GIVEN REQUEST: Copy every record below, exactly as written.

RECORDS PROVIDED:
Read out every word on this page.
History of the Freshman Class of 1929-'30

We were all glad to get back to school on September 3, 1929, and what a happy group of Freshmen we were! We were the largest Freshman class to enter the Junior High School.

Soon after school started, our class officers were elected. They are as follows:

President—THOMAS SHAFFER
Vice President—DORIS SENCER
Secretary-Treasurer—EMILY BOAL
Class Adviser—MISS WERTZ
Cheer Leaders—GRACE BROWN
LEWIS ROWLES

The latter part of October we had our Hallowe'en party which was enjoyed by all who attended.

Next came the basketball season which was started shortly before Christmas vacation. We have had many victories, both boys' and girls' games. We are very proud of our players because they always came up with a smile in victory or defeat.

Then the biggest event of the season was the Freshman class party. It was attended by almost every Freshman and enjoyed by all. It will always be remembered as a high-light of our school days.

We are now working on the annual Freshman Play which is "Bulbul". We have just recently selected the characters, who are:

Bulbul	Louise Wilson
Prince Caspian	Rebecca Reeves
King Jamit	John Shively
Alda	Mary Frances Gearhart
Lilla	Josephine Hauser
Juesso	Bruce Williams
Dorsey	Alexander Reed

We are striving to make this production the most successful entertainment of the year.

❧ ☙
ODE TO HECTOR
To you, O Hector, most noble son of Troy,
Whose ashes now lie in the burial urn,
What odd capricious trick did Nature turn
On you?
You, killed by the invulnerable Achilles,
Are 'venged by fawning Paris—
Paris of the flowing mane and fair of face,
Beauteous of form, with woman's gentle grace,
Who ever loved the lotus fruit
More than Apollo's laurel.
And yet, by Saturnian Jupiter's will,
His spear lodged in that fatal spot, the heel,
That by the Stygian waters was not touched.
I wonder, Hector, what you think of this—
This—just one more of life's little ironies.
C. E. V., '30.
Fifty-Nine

EXERCISE SOLUTION:
Read out every word on this page.
History of the Freshman Class of 1929-'30

We were all glad to get back to school on September 3, 1929, and what a happy group of Freshmen we were! We were the largest Freshman class to enter the Junior High School.

Soon after school started, our class officers were elected. They are as follows:

President—THOMAS SHAFFER
Vice President—DORIS SENCER
Secretary-Treasurer—EMILY BOAL
Class Adviser—MISS WERTZ
Cheer Leaders—GRACE BROWN
LEWIS ROWLES

The latter part of October we had our Hallowe'en party which was enjoyed by all who attended.

Next came the basketball season which was started shortly before Christmas vacation. We have had many victories, both boys' and girls' games. We are very proud of our players because they always came up with a smile in victory or defeat.

Then the biggest event of the season was the Freshman class party. It was attended by almost every Freshman and enjoyed by all. It will always be remembered as a high-light of our school days.

We are now working on the annual Freshman Play which is "Bulbul". We have just recently selected the characters, who are:

Bulbul	Louise Wilson
Prince Caspian	Rebecca Reeves
King Jamit	John Shively
Alda	Mary Frances Gearhart
Lilla	Josephine Hauser
Juesso	Bruce Williams
Dorsey	Alexander Reed

We are striving to make this production the most successful entertainment of the year.

❧ ☙
ODE TO HECTOR
To you, O Hector, most noble son of Troy,
Whose ashes now lie in the burial urn,
What odd capricious trick did Nature turn
On you?
You, killed by the invulnerable Achilles,
Are 'venged by fawning Paris—
Paris of the flowing mane and fair of face,
Beauteous of form, with woman's gentle grace,
Who ever loved the lotus fruit
More than Apollo's laurel.
And yet, by Saturnian Jupiter's will,
His spear lodged in that fatal spot, the heel,
That by the Stygian waters was not touched.
I wonder, Hector, what you think of this—
This—just one more of life's little ironies.
C. E. V., '30.
Fifty-Nine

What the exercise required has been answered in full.